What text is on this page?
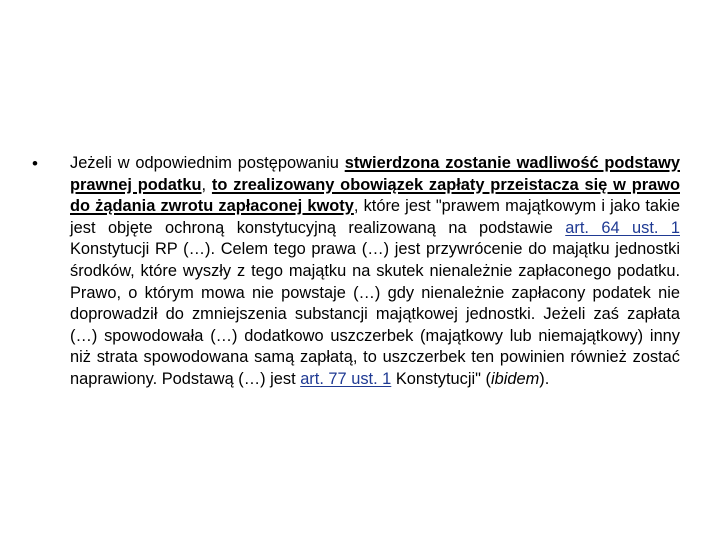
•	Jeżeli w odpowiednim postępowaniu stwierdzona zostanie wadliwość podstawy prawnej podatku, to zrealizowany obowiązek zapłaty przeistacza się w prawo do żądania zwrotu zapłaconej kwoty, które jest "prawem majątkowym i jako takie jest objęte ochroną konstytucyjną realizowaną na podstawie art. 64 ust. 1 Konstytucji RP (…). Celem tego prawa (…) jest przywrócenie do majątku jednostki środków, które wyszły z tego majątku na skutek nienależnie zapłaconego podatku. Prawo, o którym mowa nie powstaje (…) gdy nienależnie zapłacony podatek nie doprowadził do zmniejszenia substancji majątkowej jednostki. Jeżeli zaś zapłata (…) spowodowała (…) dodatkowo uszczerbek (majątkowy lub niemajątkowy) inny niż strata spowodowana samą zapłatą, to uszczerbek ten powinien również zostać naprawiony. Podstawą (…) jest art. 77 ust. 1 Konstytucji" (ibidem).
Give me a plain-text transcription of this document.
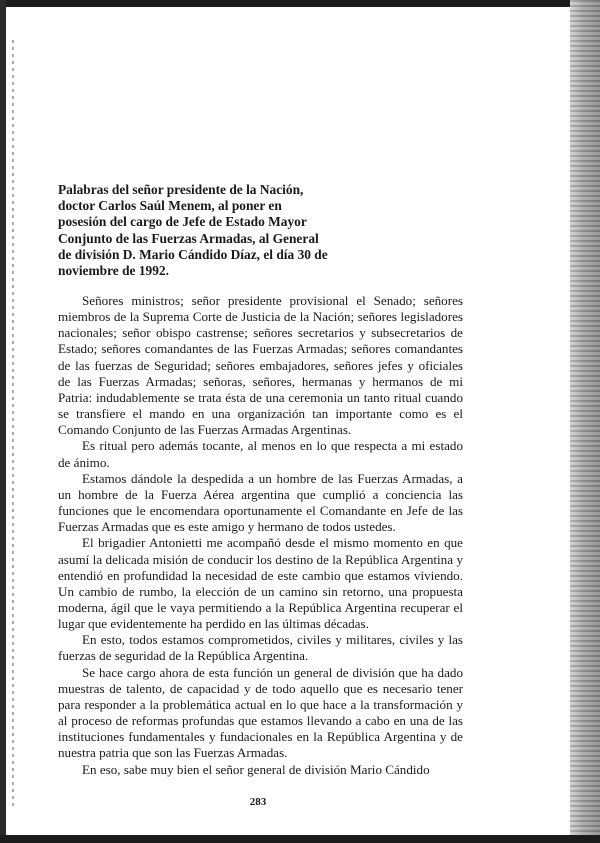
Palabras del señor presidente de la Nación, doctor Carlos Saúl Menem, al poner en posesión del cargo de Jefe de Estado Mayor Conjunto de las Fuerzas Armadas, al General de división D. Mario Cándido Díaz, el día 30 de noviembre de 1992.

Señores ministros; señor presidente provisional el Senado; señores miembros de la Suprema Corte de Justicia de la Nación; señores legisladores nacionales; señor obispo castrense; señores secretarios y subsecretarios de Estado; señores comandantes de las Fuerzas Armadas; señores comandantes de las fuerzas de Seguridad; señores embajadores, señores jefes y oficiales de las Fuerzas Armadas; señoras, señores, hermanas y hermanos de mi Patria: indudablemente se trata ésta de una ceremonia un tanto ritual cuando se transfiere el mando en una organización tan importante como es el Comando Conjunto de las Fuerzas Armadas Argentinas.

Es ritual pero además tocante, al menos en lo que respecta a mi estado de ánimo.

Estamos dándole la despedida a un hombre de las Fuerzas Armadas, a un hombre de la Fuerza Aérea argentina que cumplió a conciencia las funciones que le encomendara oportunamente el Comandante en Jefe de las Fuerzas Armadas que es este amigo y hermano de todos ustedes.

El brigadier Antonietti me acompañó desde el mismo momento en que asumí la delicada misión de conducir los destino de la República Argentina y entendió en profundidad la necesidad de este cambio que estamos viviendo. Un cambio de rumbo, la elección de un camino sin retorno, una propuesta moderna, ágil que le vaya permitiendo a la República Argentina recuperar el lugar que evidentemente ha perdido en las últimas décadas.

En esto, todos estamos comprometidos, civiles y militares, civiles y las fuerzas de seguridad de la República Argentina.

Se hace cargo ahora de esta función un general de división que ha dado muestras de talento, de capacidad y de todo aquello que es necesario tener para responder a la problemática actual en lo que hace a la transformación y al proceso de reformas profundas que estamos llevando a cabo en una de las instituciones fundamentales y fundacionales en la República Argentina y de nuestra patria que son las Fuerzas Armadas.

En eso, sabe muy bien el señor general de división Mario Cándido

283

########################################

■ **Goal**: Leave out the pictures, and give all the records again exactly.

■ **Solution**:
What text is on this page?
•	Jeżeli w odpowiednim postępowaniu stwierdzona zostanie wadliwość podstawy prawnej podatku, to zrealizowany obowiązek zapłaty przeistacza się w prawo do żądania zwrotu zapłaconej kwoty, które jest "prawem majątkowym i jako takie jest objęte ochroną konstytucyjną realizowaną na podstawie art. 64 ust. 1 Konstytucji RP (…). Celem tego prawa (…) jest przywrócenie do majątku jednostki środków, które wyszły z tego majątku na skutek nienależnie zapłaconego podatku. Prawo, o którym mowa nie powstaje (…) gdy nienależnie zapłacony podatek nie doprowadził do zmniejszenia substancji majątkowej jednostki. Jeżeli zaś zapłata (…) spowodowała (…) dodatkowo uszczerbek (majątkowy lub niemajątkowy) inny niż strata spowodowana samą zapłatą, to uszczerbek ten powinien również zostać naprawiony. Podstawą (…) jest art. 77 ust. 1 Konstytucji" (ibidem).
Give me a plain-text transcription of this document.
Palabras del señor presidente de la Nación, doctor Carlos Saúl Menem, al poner en posesión del cargo de Jefe de Estado Mayor Conjunto de las Fuerzas Armadas, al General de división D. Mario Cándido Díaz, el día 30 de noviembre de 1992.

Señores ministros; señor presidente provisional el Senado; señores miembros de la Suprema Corte de Justicia de la Nación; señores legisladores nacionales; señor obispo castrense; señores secretarios y subsecretarios de Estado; señores comandantes de las Fuerzas Armadas; señores comandantes de las fuerzas de Seguridad; señores embajadores, señores jefes y oficiales de las Fuerzas Armadas; señoras, señores, hermanas y hermanos de mi Patria: indudablemente se trata ésta de una ceremonia un tanto ritual cuando se transfiere el mando en una organización tan importante como es el Comando Conjunto de las Fuerzas Armadas Argentinas.

Es ritual pero además tocante, al menos en lo que respecta a mi estado de ánimo.

Estamos dándole la despedida a un hombre de las Fuerzas Armadas, a un hombre de la Fuerza Aérea argentina que cumplió a conciencia las funciones que le encomendara oportunamente el Comandante en Jefe de las Fuerzas Armadas que es este amigo y hermano de todos ustedes.

El brigadier Antonietti me acompañó desde el mismo momento en que asumí la delicada misión de conducir los destino de la República Argentina y entendió en profundidad la necesidad de este cambio que estamos viviendo. Un cambio de rumbo, la elección de un camino sin retorno, una propuesta moderna, ágil que le vaya permitiendo a la República Argentina recuperar el lugar que evidentemente ha perdido en las últimas décadas.

En esto, todos estamos comprometidos, civiles y militares, civiles y las fuerzas de seguridad de la República Argentina.

Se hace cargo ahora de esta función un general de división que ha dado muestras de talento, de capacidad y de todo aquello que es necesario tener para responder a la problemática actual en lo que hace a la transformación y al proceso de reformas profundas que estamos llevando a cabo en una de las instituciones fundamentales y fundacionales en la República Argentina y de nuestra patria que son las Fuerzas Armadas.

En eso, sabe muy bien el señor general de división Mario Cándido

283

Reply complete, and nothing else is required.